[Extracted data entries]
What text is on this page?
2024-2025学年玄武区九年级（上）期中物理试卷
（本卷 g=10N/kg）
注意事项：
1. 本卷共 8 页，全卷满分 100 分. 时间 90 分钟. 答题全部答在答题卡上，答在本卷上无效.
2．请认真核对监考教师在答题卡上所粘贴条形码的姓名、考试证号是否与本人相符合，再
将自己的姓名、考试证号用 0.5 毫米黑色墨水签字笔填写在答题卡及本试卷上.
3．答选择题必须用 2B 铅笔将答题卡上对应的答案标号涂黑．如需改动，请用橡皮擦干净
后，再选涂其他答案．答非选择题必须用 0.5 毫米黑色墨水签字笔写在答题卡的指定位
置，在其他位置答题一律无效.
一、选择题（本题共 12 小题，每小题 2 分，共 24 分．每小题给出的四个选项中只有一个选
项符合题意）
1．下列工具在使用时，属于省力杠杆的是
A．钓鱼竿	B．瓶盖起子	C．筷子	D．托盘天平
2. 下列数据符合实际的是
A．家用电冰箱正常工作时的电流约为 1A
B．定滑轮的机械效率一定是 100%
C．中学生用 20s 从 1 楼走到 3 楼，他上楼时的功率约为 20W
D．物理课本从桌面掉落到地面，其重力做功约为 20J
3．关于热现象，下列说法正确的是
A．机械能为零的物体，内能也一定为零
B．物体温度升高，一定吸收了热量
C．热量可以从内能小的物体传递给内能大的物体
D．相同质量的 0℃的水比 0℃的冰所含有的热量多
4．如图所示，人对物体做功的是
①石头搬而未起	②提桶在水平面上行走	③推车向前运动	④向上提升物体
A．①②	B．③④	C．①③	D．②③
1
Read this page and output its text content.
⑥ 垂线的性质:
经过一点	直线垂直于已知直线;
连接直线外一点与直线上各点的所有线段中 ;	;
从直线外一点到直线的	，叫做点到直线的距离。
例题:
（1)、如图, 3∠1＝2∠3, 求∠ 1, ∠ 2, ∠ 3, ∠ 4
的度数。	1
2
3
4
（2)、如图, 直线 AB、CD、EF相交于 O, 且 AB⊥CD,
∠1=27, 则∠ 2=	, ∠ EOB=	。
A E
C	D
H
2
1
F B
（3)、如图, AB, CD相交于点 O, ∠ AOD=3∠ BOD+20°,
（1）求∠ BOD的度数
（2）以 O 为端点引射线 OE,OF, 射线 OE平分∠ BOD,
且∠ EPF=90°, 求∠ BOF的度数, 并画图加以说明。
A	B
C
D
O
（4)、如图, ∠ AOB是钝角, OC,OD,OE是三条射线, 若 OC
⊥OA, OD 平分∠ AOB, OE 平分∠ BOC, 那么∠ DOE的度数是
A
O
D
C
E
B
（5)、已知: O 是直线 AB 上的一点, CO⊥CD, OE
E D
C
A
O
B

# TASK
Gather from the records above every line containing the string "text".

# RESULT OF THE EXERCISE
What text is on this page?
Read this page and output its text content.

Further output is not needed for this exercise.